Extract all lines containing "browserslist".

Material:
-*-

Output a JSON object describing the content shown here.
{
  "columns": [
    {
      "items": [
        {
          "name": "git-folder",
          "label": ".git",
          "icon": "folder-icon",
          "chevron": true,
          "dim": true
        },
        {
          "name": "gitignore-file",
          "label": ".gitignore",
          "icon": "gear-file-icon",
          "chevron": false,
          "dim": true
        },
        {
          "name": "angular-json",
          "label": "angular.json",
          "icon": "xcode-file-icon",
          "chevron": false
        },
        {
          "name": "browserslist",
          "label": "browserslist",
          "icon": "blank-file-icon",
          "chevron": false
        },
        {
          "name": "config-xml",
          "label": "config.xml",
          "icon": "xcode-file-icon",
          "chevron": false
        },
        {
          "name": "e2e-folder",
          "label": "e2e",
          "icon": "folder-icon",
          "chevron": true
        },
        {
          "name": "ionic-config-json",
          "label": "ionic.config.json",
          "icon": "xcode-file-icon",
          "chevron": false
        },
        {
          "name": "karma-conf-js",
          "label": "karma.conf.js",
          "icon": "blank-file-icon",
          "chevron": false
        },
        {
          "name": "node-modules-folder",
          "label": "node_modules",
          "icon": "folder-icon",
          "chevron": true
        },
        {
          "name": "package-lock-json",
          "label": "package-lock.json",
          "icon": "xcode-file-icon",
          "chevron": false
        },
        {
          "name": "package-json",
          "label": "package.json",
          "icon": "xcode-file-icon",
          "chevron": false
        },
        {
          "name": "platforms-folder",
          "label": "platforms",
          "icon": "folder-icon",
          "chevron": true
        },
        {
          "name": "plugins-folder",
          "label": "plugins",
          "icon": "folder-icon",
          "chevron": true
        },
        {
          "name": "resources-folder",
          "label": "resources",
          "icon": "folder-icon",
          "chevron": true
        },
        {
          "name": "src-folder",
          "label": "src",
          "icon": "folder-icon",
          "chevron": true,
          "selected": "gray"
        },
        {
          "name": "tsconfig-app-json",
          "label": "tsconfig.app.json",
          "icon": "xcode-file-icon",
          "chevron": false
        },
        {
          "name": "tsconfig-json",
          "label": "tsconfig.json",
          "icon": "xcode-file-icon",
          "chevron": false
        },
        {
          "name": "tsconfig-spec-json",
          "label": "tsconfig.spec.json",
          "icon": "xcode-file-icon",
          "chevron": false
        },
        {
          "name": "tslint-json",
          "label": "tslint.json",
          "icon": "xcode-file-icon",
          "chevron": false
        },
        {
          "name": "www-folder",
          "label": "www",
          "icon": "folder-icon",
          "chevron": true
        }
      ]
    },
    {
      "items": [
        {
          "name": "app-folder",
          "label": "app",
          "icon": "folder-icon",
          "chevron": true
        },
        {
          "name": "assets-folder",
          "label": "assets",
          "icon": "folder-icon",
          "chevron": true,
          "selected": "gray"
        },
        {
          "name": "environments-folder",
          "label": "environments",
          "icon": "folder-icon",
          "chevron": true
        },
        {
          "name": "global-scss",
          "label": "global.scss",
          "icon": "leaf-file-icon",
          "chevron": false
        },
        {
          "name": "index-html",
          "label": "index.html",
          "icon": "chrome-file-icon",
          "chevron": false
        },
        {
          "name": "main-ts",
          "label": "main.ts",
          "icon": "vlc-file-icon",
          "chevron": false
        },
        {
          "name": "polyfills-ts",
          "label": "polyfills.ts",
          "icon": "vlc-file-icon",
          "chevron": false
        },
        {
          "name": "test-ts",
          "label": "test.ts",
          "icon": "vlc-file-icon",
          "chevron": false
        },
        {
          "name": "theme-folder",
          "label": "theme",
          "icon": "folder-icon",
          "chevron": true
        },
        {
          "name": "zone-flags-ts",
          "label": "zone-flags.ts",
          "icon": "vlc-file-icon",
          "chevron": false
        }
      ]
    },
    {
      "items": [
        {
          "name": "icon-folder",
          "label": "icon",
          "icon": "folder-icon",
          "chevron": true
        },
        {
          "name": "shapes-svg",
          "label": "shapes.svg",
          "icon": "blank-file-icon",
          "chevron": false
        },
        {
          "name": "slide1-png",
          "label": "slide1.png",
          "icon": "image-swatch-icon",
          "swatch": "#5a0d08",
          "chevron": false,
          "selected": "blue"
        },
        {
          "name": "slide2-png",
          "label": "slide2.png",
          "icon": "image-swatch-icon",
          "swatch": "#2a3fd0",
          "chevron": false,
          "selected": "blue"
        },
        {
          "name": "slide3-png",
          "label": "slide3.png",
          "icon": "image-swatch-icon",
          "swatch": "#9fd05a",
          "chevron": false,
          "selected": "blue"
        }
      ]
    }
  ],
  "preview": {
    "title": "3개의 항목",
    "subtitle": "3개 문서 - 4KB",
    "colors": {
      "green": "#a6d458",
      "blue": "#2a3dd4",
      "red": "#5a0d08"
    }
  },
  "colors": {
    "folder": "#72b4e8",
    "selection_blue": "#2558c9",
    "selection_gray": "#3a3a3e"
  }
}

-*-

Expected answer:
          "name": "browserslist",
          "label": "browserslist",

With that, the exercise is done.